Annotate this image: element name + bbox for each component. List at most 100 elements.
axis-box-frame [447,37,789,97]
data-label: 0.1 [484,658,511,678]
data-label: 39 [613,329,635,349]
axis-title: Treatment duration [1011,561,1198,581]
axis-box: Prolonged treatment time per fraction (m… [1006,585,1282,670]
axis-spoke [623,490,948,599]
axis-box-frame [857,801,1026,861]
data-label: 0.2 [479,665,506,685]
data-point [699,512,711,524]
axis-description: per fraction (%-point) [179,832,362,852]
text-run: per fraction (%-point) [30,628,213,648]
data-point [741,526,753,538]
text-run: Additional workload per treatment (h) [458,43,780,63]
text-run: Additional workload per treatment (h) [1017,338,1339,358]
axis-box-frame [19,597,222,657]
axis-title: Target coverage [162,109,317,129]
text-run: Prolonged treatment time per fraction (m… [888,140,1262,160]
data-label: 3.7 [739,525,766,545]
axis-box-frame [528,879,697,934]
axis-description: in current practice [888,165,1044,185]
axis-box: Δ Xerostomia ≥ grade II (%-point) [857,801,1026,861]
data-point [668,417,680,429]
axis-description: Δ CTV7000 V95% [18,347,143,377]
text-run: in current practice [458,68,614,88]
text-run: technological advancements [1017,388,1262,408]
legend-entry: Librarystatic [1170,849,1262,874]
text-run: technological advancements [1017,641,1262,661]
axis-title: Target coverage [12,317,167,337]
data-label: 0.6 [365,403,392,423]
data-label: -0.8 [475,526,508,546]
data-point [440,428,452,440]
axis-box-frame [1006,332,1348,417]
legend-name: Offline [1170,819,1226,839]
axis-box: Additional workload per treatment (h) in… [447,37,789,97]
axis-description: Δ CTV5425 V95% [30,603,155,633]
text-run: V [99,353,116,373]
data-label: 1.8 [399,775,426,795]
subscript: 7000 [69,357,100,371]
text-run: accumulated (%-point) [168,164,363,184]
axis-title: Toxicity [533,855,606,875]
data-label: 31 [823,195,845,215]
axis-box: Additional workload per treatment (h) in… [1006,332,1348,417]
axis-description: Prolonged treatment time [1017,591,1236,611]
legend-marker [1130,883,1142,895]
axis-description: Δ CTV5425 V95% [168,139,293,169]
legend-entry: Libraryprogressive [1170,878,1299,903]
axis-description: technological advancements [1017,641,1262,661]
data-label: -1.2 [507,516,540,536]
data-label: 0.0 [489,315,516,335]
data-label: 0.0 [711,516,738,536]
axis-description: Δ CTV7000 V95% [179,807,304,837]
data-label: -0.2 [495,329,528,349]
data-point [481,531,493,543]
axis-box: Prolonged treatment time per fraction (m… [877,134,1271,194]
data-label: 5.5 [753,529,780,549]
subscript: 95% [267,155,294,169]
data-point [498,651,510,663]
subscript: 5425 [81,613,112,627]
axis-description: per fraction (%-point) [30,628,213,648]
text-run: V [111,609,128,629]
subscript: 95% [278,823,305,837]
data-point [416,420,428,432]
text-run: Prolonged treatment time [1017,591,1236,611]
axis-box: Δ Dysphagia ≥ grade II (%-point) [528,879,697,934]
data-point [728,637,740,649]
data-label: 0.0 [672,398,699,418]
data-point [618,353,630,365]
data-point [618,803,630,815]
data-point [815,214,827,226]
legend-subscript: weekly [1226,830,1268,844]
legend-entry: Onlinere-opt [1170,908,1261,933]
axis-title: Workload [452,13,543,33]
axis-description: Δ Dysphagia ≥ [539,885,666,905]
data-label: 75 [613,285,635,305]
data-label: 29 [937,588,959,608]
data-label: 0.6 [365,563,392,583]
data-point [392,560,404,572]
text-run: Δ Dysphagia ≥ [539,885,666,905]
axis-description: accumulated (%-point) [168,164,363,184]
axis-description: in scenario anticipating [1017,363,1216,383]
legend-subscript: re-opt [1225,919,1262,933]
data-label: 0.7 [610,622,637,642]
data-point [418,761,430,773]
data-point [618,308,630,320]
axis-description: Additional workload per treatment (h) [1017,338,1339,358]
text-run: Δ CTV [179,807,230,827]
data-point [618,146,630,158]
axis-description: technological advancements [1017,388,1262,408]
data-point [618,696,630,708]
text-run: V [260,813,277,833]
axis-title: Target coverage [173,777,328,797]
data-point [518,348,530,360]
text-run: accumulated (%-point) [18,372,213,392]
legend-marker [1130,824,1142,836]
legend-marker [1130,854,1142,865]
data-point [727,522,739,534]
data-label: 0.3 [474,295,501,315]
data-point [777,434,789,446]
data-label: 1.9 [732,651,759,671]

◆ ◆ ◆

Short task
Substitute "technical improvements" for "technological advancements" in the rows starting at the first row and ending at the row containing "legend-name: Offline [1170,819,1226,839]", leaving everything else unchanged, and output only those rows.

Full solution
Annotate this image: element name + bbox for each component. List at most 100 elements.
axis-box-frame [447,37,789,97]
data-label: 0.1 [484,658,511,678]
data-label: 39 [613,329,635,349]
axis-title: Treatment duration [1011,561,1198,581]
axis-box: Prolonged treatment time per fraction (m… [1006,585,1282,670]
axis-spoke [623,490,948,599]
axis-box-frame [857,801,1026,861]
data-label: 0.2 [479,665,506,685]
data-point [699,512,711,524]
axis-description: per fraction (%-point) [179,832,362,852]
text-run: per fraction (%-point) [30,628,213,648]
data-point [741,526,753,538]
text-run: Additional workload per treatment (h) [458,43,780,63]
text-run: Additional workload per treatment (h) [1017,338,1339,358]
axis-box-frame [19,597,222,657]
axis-title: Target coverage [162,109,317,129]
text-run: Prolonged treatment time per fraction (m… [888,140,1262,160]
data-label: 3.7 [739,525,766,545]
axis-box-frame [528,879,697,934]
axis-description: in current practice [888,165,1044,185]
axis-box: Δ Xerostomia ≥ grade II (%-point) [857,801,1026,861]
data-point [668,417,680,429]
axis-description: Δ CTV7000 V95% [18,347,143,377]
text-run: in current practice [458,68,614,88]
text-run: technical improvements [1017,388,1262,408]
legend-entry: Librarystatic [1170,849,1262,874]
text-run: technical improvements [1017,641,1262,661]
axis-title: Target coverage [12,317,167,337]
data-label: 0.6 [365,403,392,423]
data-label: -0.8 [475,526,508,546]
data-point [440,428,452,440]
axis-box-frame [1006,332,1348,417]
legend-name: Offline [1170,819,1226,839]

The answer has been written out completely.